Dataset records
= = = = = = =

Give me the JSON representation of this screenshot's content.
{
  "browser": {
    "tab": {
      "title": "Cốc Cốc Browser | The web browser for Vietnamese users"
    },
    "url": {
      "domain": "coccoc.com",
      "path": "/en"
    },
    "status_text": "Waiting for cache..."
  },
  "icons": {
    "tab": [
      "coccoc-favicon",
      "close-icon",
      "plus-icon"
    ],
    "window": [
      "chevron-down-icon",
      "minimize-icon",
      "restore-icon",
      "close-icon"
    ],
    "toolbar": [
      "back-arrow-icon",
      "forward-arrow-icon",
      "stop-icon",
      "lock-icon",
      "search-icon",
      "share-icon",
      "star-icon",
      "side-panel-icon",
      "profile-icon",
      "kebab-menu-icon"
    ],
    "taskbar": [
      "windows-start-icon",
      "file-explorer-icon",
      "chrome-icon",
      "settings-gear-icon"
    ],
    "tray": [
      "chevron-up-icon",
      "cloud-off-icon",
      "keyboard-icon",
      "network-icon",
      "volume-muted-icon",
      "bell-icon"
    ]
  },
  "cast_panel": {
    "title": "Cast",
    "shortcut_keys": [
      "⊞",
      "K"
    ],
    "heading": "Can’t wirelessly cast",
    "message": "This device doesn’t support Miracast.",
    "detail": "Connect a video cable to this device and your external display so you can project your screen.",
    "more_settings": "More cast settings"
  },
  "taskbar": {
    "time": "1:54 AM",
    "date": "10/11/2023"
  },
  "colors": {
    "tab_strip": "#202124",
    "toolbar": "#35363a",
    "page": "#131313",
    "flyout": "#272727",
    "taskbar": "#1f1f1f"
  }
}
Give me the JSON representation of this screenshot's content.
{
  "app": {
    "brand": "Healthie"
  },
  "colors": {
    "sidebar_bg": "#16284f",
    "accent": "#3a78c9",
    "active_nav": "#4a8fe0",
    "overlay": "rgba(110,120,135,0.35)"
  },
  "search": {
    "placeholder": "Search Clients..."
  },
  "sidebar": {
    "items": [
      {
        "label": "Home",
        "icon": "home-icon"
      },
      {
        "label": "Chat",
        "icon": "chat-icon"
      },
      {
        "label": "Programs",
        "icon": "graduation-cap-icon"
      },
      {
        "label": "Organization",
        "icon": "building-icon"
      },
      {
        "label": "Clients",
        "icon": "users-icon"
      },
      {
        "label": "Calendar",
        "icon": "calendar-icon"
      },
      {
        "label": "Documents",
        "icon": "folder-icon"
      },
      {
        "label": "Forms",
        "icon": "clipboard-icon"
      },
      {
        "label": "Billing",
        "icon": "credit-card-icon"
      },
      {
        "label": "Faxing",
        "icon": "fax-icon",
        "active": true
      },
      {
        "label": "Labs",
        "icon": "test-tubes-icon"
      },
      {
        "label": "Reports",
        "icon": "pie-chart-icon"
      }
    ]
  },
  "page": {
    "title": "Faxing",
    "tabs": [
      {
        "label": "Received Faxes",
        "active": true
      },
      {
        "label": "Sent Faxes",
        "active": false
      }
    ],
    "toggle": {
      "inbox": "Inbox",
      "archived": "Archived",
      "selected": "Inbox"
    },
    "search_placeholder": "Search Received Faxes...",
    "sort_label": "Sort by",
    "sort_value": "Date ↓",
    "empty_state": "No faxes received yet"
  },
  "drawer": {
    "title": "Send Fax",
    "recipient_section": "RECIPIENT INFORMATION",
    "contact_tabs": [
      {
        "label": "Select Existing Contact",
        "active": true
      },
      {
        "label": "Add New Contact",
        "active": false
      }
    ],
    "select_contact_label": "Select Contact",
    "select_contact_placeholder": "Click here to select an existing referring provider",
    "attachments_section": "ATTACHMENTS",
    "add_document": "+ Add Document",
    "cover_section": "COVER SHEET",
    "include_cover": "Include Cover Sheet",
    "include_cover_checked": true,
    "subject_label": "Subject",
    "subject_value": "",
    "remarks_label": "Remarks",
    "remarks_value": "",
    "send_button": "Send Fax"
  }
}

= = = = = = =

- Objective
Copy out each line of the entries that holds "settings".

- Solution to this exercise
      "settings-gear-icon"
    "more_settings": "More cast settings"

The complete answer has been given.